### Document excerpt

Los tres berretines (The Three Whims) is a 1933 Argentine black and white comedy film, the first film made by the newly formed Lumiton film studio, and one of the first sound films made in Argentina. It was a great success and launched the film career of the comedian Luis Sandrini. In 2022, the film was included in Spanish magazine Fotogramass list of the 20 best Argentine films of all time.

Synopsis
The film has traditional popular melodrama plot elements, and includes performances of tango songs.
It depicts a family whose members are obsessed with the three national berretines (interests or hobbies) of tango, football and cinema.
(In the play the last berretín was radio.).
The family is middle class and makes its living from a hardware store.
The father complains that the hobbies lead the family to neglect business.
In the end, the father himself succumbs to all three hobbies.

It is one of the first Argentine films dealing with the themes of immigration (to Argentina).

######
### Records to use

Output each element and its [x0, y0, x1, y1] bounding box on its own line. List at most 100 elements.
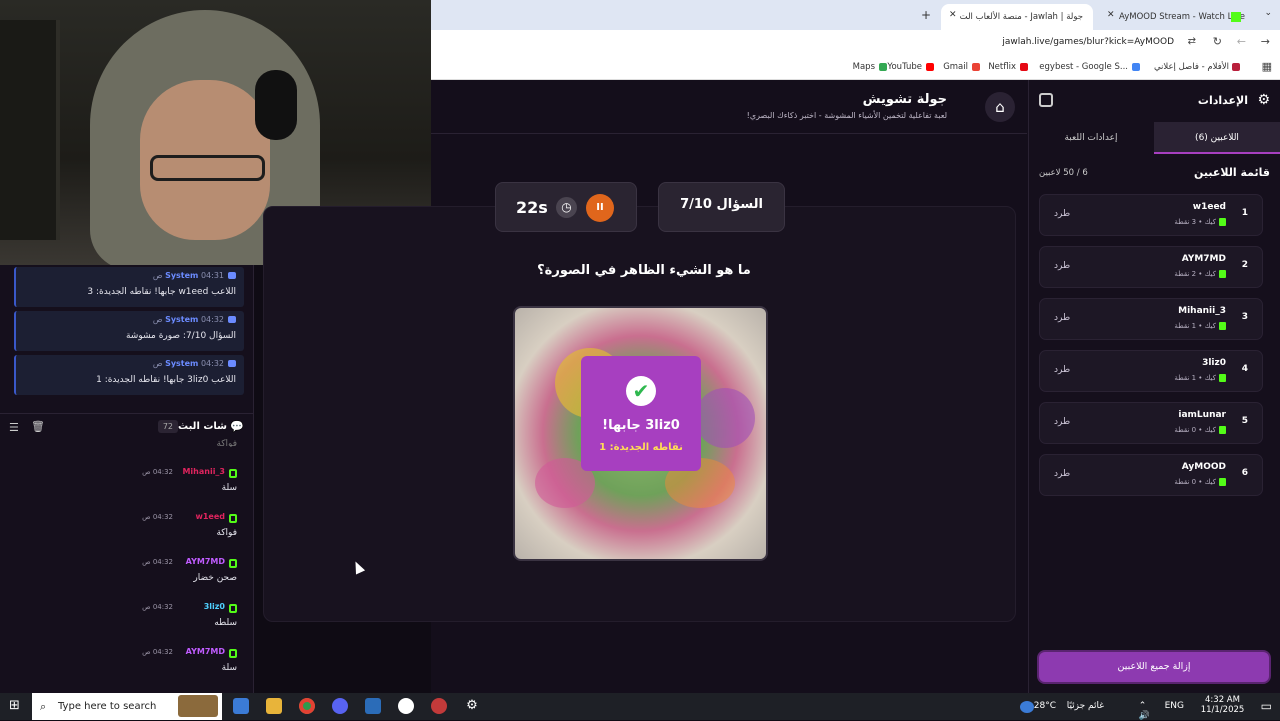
tray-icons[interactable]: ⌃ 🔊: [1139, 701, 1150, 721]
kick-icon: [1219, 426, 1226, 434]
date-text: 11/1/2025: [1200, 705, 1245, 715]
obs-icon[interactable]: [398, 698, 414, 714]
chat-text: فواكة: [216, 528, 237, 538]
chat-username[interactable]: AYM7MD: [186, 647, 225, 656]
apps-icon[interactable]: ▦: [1262, 60, 1272, 73]
back-icon[interactable]: ←: [1237, 35, 1246, 48]
game-header: ⌂ جولة تشويش لعبة تفاعلية لتخمين الأشياء…: [431, 80, 1027, 134]
chat-username[interactable]: Mihanii_3: [182, 467, 225, 476]
clock[interactable]: 4:32 AM 11/1/2025: [1195, 695, 1250, 715]
partial-message: فواكة: [216, 439, 237, 447]
system-icon: [228, 272, 236, 279]
bison-search-highlight: [178, 695, 218, 717]
question-text: ما هو الشيء الظاهر في الصورة؟: [537, 263, 751, 278]
search-placeholder: Type here to search: [58, 701, 157, 712]
player-rank: 4: [1241, 364, 1248, 374]
chat-header: ☰ 🗑 72 شات البث 💬: [0, 413, 254, 439]
question-counter: السؤال 7/10: [680, 197, 763, 212]
url-field[interactable]: jawlah.live/games/blur?kick=AyMOOD: [1002, 37, 1174, 47]
panel-title: الإعدادات: [1197, 94, 1248, 107]
player-name: AyMOOD: [1181, 462, 1226, 472]
chrome-icon[interactable]: [299, 698, 315, 714]
chat-message: AYM7MD 04:32 ص صحن خضار: [19, 555, 239, 595]
player-points: كيك • 2 نقطة: [1174, 270, 1216, 278]
pause-button[interactable]: II: [586, 194, 614, 222]
tab-jawlah[interactable]: ✕ جولة | Jawlah - منصة الألعاب الت: [941, 4, 1093, 30]
site-settings-icon[interactable]: ⇄: [1188, 36, 1196, 47]
tab-game-settings[interactable]: إعدادات اللعبة: [1028, 122, 1154, 154]
kick-icon: [229, 514, 237, 523]
bookmark-label: Netflix: [988, 62, 1016, 72]
bookmark[interactable]: YouTube: [887, 62, 934, 72]
remove-all-players-button[interactable]: إزالة جميع اللاعبين: [1039, 652, 1269, 682]
chat-username[interactable]: AYM7MD: [186, 557, 225, 566]
taskbar-search[interactable]: ⌕ Type here to search: [32, 693, 222, 720]
player-points: كيك • 0 نقطة: [1174, 426, 1216, 434]
bookmark[interactable]: egybest - Google S...: [1039, 62, 1140, 72]
bookmark[interactable]: Gmail: [943, 62, 980, 72]
bookmark-icon: [972, 62, 980, 71]
trash-icon[interactable]: 🗑: [31, 420, 45, 433]
kick-player-button[interactable]: طرد: [1054, 469, 1070, 479]
forward-icon[interactable]: →: [1261, 35, 1270, 48]
copilot-icon[interactable]: [233, 698, 249, 714]
kick-icon: [229, 649, 237, 658]
tab-players[interactable]: اللاعبين (6): [1154, 122, 1280, 154]
reload-icon[interactable]: ↻: [1213, 35, 1222, 48]
chevron-down-icon[interactable]: ⌄: [1264, 8, 1272, 18]
notifications-icon[interactable]: ▭: [1261, 699, 1272, 713]
bookmark-icon: [1020, 62, 1028, 71]
game-title: جولة تشويش: [862, 92, 947, 107]
message-time: 04:32 ص: [142, 648, 173, 656]
system-text: اللاعب w1eed جابها! نقاطه الجديدة: 3: [87, 287, 236, 297]
language-indicator[interactable]: ENG: [1165, 701, 1184, 711]
players-count: 6 / 50 لاعبين: [1039, 168, 1088, 178]
kick-player-button[interactable]: طرد: [1054, 209, 1070, 219]
bookmark[interactable]: Netflix: [988, 62, 1028, 72]
kick-player-button[interactable]: طرد: [1054, 417, 1070, 427]
kick-player-button[interactable]: طرد: [1054, 313, 1070, 323]
chat-username[interactable]: 3liz0: [204, 602, 225, 611]
bookmark[interactable]: الأفلام - فاصل إعلاني: [1154, 62, 1240, 72]
kick-icon: [1219, 270, 1226, 278]
bookmark[interactable]: Maps: [853, 62, 887, 72]
question-counter-box: السؤال 7/10: [658, 182, 785, 232]
collapse-panel-icon[interactable]: [1039, 93, 1053, 107]
kick-icon: [1219, 218, 1226, 226]
list-icon[interactable]: ☰: [9, 421, 19, 434]
chat-message: Mihanii_3 04:32 ص سلة: [19, 465, 239, 505]
kick-player-button[interactable]: طرد: [1054, 261, 1070, 271]
new-tab-icon[interactable]: +: [921, 8, 931, 22]
player-row: 4 3liz0 كيك • 1 نقطة طرد: [1039, 350, 1263, 392]
blurred-image: ✔ 3liz0 جابها! نقاطه الجديدة: 1: [513, 306, 768, 561]
streamer-glasses: [150, 155, 265, 181]
kick-icon: [1219, 478, 1226, 486]
gear-icon: ⚙: [1257, 92, 1270, 108]
home-button[interactable]: ⌂: [985, 92, 1015, 122]
streamer-headset: [255, 70, 297, 140]
windows-start-icon[interactable]: ⊞: [9, 698, 20, 713]
clock-icon: ◷: [556, 197, 577, 218]
messenger-icon[interactable]: [332, 698, 348, 714]
game-app: ⌂ جولة تشويش لعبة تفاعلية لتخمين الأشياء…: [263, 80, 1280, 693]
recording-app-icon[interactable]: [431, 698, 447, 714]
system-icon: [228, 360, 236, 367]
players-heading: قائمة اللاعبين: [1194, 166, 1270, 179]
chat-username[interactable]: w1eed: [195, 512, 225, 521]
close-icon[interactable]: ✕: [949, 10, 957, 20]
kick-player-button[interactable]: طرد: [1054, 365, 1070, 375]
bookmark-label: الأفلام - فاصل إعلاني: [1153, 62, 1229, 72]
close-icon[interactable]: ✕: [1107, 10, 1115, 20]
correct-answer-popup: ✔ 3liz0 جابها! نقاطه الجديدة: 1: [581, 356, 701, 471]
system-text: السؤال 7/10: صورة مشوشة: [125, 331, 236, 341]
player-name: Mihanii_3: [1178, 306, 1226, 316]
player-rank: 6: [1241, 468, 1248, 478]
tab-aymood[interactable]: ✕ AyMOOD Stream - Watch Live: [1101, 4, 1251, 30]
system-sender: System: [165, 271, 199, 280]
settings-gear-icon[interactable]: ⚙: [464, 698, 480, 714]
player-rank: 3: [1241, 312, 1248, 322]
player-rank: 2: [1241, 260, 1248, 270]
app-window-icon[interactable]: [365, 698, 381, 714]
file-explorer-icon[interactable]: [266, 698, 282, 714]
weather-temp: 28°C: [1033, 701, 1056, 711]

######

▶ **What is asked**:
1. Using the Los tres berretines article, decide whether each statement agrees with it: (a) the family makes its living from a hardware store; (b) in the play, the third berretín was cinema; (c) the father resists the hobbies to the end. Answer yes or no for each and quote the deciding words.
2. From the records, quote the lines starting at the line that contains "tray-icons[interactable]: ⌃ 🔊: [1139, 701, 1150, 721]" and ending at the line that contains "apps-icon[interactable]: ▦: [1262, 60, 1272, 73]", both included.

▶ **Per-task outputs**:
1.
(a) Yes: "The family is middle class and makes its living from a hardware store."
(b) No: "In the play the last berretín was radio."
(c) No: "In the end, the father himself succumbs to all three hobbies."

2.
tray-icons[interactable]: ⌃ 🔊: [1139, 701, 1150, 721]
kick-icon: [1219, 426, 1226, 434]
date-text: 11/1/2025: [1200, 705, 1245, 715]
obs-icon[interactable]: [398, 698, 414, 714]
chat-text: فواكة: [216, 528, 237, 538]
chat-username[interactable]: AYM7MD: [186, 647, 225, 656]
apps-icon[interactable]: ▦: [1262, 60, 1272, 73]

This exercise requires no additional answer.